- [Task requirements]: Extract the lines that hold the string "quanto".

- [Dataset entries]:

>> Begin

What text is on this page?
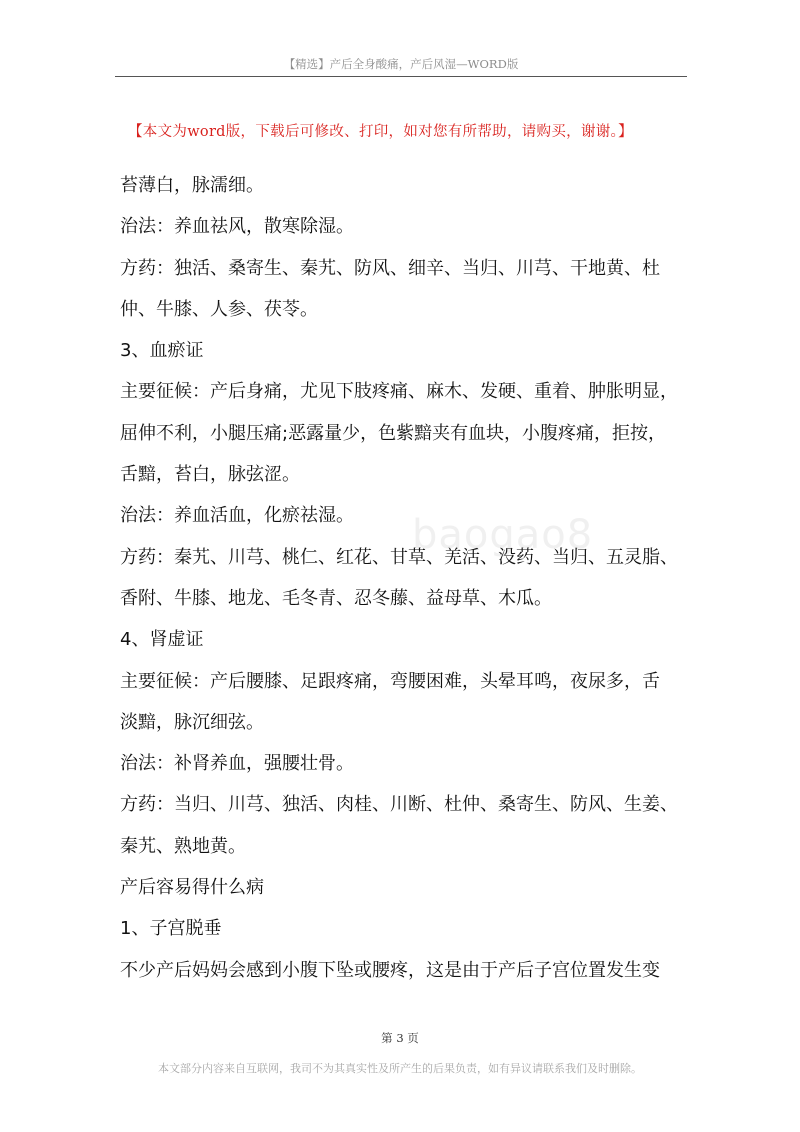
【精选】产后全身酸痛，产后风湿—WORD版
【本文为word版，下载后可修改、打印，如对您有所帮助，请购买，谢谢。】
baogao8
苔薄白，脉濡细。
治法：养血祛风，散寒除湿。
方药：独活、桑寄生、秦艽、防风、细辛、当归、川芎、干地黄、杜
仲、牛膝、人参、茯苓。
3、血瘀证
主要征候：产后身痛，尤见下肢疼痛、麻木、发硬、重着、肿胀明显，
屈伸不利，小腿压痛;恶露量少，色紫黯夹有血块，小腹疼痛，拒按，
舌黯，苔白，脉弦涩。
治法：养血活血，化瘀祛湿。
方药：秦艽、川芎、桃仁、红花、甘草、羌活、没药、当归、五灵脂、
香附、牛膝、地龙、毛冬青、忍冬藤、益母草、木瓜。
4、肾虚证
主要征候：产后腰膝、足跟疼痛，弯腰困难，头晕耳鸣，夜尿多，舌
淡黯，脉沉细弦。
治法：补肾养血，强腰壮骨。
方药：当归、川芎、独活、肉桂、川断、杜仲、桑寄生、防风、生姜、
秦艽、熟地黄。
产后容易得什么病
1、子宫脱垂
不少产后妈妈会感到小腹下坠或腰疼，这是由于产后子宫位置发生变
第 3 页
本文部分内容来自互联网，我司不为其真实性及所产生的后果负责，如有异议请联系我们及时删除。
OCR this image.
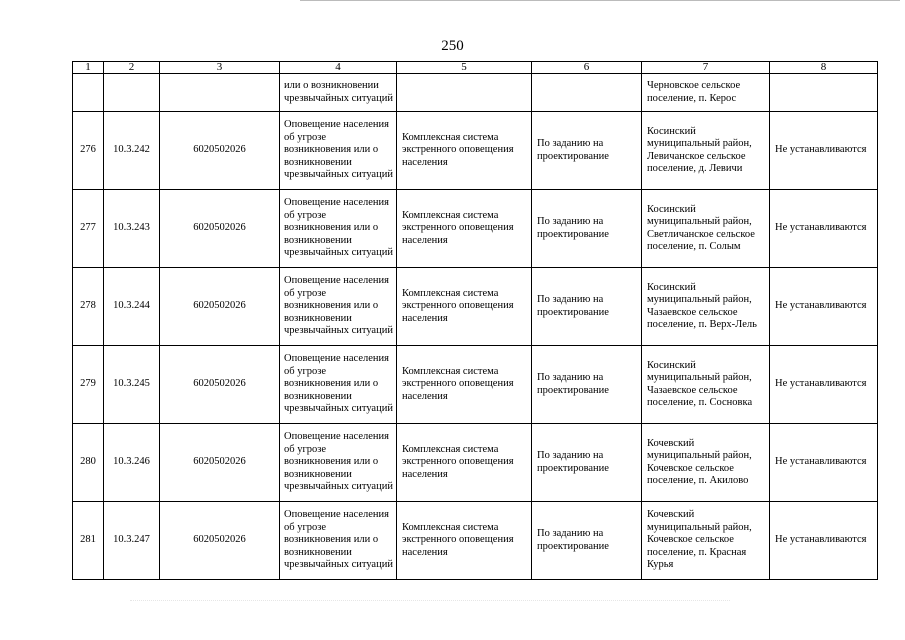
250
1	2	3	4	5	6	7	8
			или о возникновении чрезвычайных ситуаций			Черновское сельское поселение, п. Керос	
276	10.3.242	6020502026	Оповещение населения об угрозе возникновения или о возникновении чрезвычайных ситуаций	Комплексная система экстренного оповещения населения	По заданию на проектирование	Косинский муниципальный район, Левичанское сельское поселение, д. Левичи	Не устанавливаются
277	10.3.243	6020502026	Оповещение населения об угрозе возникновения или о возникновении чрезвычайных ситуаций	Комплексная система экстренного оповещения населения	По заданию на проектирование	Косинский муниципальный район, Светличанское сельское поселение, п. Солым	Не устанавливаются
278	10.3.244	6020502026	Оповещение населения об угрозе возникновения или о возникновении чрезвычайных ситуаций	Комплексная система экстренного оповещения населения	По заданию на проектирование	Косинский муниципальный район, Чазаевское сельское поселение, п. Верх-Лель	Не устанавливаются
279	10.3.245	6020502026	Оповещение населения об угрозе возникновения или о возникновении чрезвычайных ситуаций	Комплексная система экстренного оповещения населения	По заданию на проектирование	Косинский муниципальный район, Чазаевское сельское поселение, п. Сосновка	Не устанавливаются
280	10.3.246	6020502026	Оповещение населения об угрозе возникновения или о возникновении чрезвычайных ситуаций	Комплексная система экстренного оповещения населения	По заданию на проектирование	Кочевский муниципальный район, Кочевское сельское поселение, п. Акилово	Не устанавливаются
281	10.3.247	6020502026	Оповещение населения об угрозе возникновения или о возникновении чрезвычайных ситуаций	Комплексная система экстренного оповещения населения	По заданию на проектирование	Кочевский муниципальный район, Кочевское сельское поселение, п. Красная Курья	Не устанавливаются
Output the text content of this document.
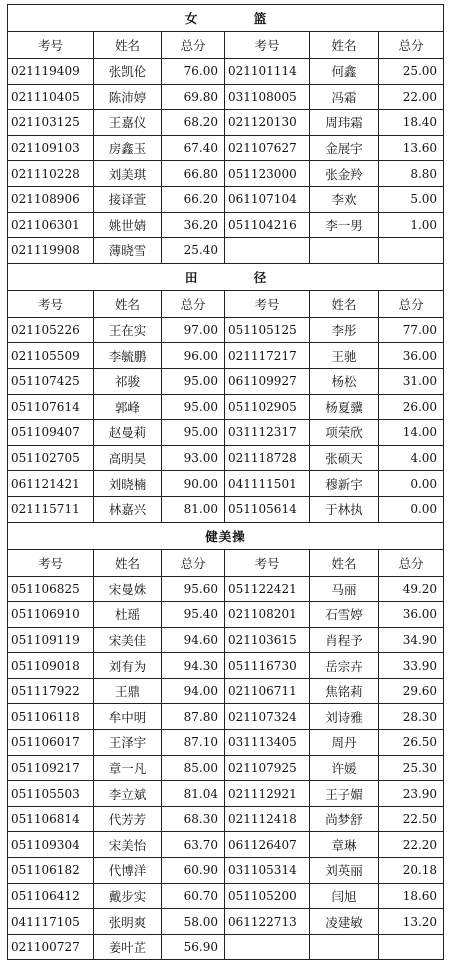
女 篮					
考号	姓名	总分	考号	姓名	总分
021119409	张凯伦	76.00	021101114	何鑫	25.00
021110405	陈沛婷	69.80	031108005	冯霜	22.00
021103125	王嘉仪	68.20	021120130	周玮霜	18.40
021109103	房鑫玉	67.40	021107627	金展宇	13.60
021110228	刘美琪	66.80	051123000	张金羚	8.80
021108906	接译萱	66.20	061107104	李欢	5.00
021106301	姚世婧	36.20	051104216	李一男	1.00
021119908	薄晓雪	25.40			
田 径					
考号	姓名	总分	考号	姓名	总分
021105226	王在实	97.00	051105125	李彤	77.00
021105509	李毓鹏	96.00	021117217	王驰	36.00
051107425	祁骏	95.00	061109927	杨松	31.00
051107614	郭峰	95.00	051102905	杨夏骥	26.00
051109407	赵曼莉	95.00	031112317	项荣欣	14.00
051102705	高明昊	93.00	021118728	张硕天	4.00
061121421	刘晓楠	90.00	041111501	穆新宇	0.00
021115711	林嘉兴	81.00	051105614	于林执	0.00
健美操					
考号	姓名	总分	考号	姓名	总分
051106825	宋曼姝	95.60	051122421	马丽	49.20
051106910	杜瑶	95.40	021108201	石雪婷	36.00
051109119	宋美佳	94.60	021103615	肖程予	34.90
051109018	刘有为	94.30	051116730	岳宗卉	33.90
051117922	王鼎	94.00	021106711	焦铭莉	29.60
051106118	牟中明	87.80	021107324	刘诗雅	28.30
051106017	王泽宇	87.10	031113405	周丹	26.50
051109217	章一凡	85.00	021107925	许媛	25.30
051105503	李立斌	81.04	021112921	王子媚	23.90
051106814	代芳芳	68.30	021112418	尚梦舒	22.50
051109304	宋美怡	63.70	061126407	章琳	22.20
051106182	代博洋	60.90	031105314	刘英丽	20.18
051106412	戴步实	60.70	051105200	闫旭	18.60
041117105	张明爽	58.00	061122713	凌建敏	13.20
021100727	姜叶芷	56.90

>> End
>> Begin

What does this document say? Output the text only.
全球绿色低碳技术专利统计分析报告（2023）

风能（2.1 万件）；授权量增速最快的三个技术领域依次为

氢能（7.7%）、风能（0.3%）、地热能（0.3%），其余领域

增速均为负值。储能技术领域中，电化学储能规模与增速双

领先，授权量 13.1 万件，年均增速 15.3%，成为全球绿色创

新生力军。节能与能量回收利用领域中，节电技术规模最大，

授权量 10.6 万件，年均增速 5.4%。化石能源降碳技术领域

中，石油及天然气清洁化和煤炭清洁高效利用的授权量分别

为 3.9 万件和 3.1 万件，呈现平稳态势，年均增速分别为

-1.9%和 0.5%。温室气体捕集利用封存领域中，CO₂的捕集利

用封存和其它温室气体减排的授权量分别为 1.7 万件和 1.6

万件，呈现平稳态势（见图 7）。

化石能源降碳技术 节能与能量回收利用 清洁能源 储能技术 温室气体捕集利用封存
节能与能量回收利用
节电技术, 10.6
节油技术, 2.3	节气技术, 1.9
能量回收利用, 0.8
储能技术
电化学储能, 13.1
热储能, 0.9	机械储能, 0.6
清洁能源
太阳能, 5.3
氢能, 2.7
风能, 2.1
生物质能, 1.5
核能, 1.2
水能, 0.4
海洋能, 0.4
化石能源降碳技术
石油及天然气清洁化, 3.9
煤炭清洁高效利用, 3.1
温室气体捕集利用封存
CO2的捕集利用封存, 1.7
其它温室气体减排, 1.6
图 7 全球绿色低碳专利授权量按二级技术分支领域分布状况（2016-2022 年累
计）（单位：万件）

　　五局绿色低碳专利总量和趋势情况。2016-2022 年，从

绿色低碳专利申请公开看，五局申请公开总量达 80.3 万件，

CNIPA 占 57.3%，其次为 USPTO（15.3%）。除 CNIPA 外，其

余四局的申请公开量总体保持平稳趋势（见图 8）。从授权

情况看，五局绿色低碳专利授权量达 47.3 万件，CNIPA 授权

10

>> End
>> Begin

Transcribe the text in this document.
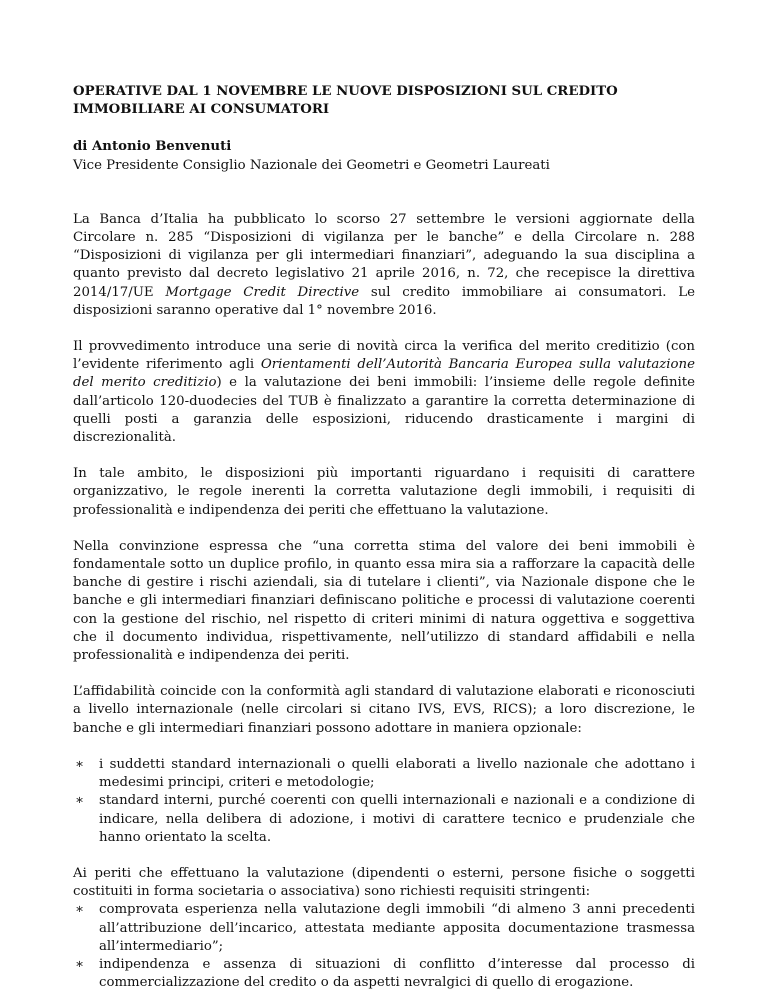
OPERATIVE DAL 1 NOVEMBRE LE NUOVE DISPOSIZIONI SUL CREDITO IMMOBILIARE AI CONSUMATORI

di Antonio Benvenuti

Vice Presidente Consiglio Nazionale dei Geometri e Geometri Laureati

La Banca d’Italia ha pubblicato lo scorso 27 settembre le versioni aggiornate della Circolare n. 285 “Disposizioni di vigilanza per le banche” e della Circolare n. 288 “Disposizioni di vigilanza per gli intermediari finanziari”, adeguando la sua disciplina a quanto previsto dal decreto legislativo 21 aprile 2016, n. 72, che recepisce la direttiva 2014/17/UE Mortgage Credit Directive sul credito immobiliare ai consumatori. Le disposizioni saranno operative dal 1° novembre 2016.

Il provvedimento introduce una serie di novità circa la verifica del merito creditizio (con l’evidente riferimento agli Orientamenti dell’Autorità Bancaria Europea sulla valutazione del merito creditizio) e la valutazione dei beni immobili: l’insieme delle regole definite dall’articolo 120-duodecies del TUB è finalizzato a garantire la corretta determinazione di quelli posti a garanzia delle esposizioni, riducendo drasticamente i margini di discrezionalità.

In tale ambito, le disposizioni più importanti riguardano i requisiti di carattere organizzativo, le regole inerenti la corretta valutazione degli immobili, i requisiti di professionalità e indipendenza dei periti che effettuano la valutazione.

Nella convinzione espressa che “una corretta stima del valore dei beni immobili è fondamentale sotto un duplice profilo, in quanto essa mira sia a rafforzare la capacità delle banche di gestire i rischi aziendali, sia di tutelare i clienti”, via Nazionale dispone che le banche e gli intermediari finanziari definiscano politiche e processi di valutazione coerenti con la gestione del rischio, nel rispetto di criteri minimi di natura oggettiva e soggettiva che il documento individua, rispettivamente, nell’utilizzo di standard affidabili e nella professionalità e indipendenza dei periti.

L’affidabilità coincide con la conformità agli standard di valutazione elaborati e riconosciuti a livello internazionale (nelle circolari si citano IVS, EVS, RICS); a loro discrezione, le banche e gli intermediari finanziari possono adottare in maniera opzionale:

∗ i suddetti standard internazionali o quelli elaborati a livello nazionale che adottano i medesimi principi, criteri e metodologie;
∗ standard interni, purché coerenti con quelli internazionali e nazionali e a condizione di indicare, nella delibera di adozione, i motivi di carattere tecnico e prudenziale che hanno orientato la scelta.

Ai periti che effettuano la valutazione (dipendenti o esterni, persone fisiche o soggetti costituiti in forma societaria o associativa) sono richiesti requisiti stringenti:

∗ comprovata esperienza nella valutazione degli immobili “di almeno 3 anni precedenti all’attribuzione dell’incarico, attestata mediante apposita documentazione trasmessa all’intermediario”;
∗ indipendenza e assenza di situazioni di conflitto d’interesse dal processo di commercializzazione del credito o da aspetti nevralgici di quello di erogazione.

>> End

- [Exercise output]:
La Banca d’Italia ha pubblicato lo scorso 27 settembre le versioni aggiornate della Circolare n. 285 “Disposizioni di vigilanza per le banche” e della Circolare n. 288 “Disposizioni di vigilanza per gli intermediari finanziari”, adeguando la sua disciplina a quanto previsto dal decreto legislativo 21 aprile 2016, n. 72, che recepisce la direttiva 2014/17/UE Mortgage Credit Directive sul credito immobiliare ai consumatori. Le disposizioni saranno operative dal 1° novembre 2016.
Nella convinzione espressa che “una corretta stima del valore dei beni immobili è fondamentale sotto un duplice profilo, in quanto essa mira sia a rafforzare la capacità delle banche di gestire i rischi aziendali, sia di tutelare i clienti”, via Nazionale dispone che le banche e gli intermediari finanziari definiscano politiche e processi di valutazione coerenti con la gestione del rischio, nel rispetto di criteri minimi di natura oggettiva e soggettiva che il documento individua, rispettivamente, nell’utilizzo di standard affidabili e nella professionalità e indipendenza dei periti.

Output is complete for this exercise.